§ **Requirement**: From the listing that follows, extract every line and set it down unaltered.

★ ★ ★

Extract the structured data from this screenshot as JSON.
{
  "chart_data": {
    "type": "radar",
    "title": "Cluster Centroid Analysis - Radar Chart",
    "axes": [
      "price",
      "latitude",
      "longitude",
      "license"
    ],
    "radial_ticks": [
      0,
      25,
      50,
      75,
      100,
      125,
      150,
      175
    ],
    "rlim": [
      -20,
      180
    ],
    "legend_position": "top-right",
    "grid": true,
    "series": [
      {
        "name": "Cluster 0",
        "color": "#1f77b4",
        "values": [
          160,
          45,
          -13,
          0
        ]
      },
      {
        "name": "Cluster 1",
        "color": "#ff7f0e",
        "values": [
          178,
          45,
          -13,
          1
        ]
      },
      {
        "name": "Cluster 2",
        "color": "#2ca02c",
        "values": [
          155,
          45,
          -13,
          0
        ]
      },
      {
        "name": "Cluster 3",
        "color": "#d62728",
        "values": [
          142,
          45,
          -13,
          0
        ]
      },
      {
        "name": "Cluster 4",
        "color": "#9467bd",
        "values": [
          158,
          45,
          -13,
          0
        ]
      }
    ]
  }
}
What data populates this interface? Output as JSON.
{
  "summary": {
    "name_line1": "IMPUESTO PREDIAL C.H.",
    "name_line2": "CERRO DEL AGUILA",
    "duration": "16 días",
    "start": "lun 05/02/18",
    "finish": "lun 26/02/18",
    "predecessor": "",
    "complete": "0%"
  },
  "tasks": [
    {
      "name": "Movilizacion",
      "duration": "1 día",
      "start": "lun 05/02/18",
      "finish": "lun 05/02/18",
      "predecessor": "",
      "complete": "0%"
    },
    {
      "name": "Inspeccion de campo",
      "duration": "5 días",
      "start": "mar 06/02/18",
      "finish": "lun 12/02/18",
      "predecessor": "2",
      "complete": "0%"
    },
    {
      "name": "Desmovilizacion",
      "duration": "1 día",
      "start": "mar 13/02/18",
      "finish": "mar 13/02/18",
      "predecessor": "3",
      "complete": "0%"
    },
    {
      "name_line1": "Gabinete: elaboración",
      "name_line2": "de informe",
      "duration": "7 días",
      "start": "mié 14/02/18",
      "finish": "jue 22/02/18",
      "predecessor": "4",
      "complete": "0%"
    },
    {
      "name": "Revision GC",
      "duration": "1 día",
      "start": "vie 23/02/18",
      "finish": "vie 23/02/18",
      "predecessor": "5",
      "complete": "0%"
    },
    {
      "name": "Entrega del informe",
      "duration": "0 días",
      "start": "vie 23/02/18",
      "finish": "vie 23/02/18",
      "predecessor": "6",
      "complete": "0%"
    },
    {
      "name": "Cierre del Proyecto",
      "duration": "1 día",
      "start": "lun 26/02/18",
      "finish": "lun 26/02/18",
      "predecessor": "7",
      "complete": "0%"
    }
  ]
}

★ ★ ★

§ **Task output**:
Extract the structured data from this screenshot as JSON.
{
  "chart_data": {
    "type": "radar",
    "title": "Cluster Centroid Analysis - Radar Chart",
    "axes": [
      "price",
      "latitude",
      "longitude",
      "license"
    ],
    "radial_ticks": [
      0,
      25,
      50,
      75,
      100,
      125,
      150,
      175
    ],
    "rlim": [
      -20,
      180
    ],
    "legend_position": "top-right",
    "grid": true,
    "series": [
      {
        "name": "Cluster 0",
        "color": "#1f77b4",
        "values": [
          160,
          45,
          -13,
          0
        ]
      },
      {
        "name": "Cluster 1",
        "color": "#ff7f0e",
        "values": [
          178,
          45,
          -13,
          1
        ]
      },
      {
        "name": "Cluster 2",
        "color": "#2ca02c",
        "values": [
          155,
          45,
          -13,
          0
        ]
      },
      {
        "name": "Cluster 3",
        "color": "#d62728",
        "values": [
          142,
          45,
          -13,
          0
        ]
      },
      {
        "name": "Cluster 4",
        "color": "#9467bd",
        "values": [
          158,
          45,
          -13,
          0
        ]
      }
    ]
  }
}
What data populates this interface? Output as JSON.
{
  "summary": {
    "name_line1": "IMPUESTO PREDIAL C.H.",
    "name_line2": "CERRO DEL AGUILA",
    "duration": "16 días",
    "start": "lun 05/02/18",
    "finish": "lun 26/02/18",
    "predecessor": "",
    "complete": "0%"
  },
  "tasks": [
    {
      "name": "Movilizacion",
      "duration": "1 día",
      "start": "lun 05/02/18",
      "finish": "lun 05/02/18",
      "predecessor": "",
      "complete": "0%"
    },
    {
      "name": "Inspeccion de campo",
      "duration": "5 días",
      "start": "mar 06/02/18",
      "finish": "lun 12/02/18",
      "predecessor": "2",
      "complete": "0%"
    },
    {
      "name": "Desmovilizacion",
      "duration": "1 día",
      "start": "mar 13/02/18",
      "finish": "mar 13/02/18",
      "predecessor": "3",
      "complete": "0%"
    },
    {
      "name_line1": "Gabinete: elaboración",
      "name_line2": "de informe",
      "duration": "7 días",
      "start": "mié 14/02/18",
      "finish": "jue 22/02/18",
      "predecessor": "4",
      "complete": "0%"
    },
    {
      "name": "Revision GC",
      "duration": "1 día",
      "start": "vie 23/02/18",
      "finish": "vie 23/02/18",
      "predecessor": "5",
      "complete": "0%"
    },
    {
      "name": "Entrega del informe",
      "duration": "0 días",
      "start": "vie 23/02/18",
      "finish": "vie 23/02/18",
      "predecessor": "6",
      "complete": "0%"
    },
    {
      "name": "Cierre del Proyecto",
      "duration": "1 día",
      "start": "lun 26/02/18",
      "finish": "lun 26/02/18",
      "predecessor": "7",
      "complete": "0%"
    }
  ]
}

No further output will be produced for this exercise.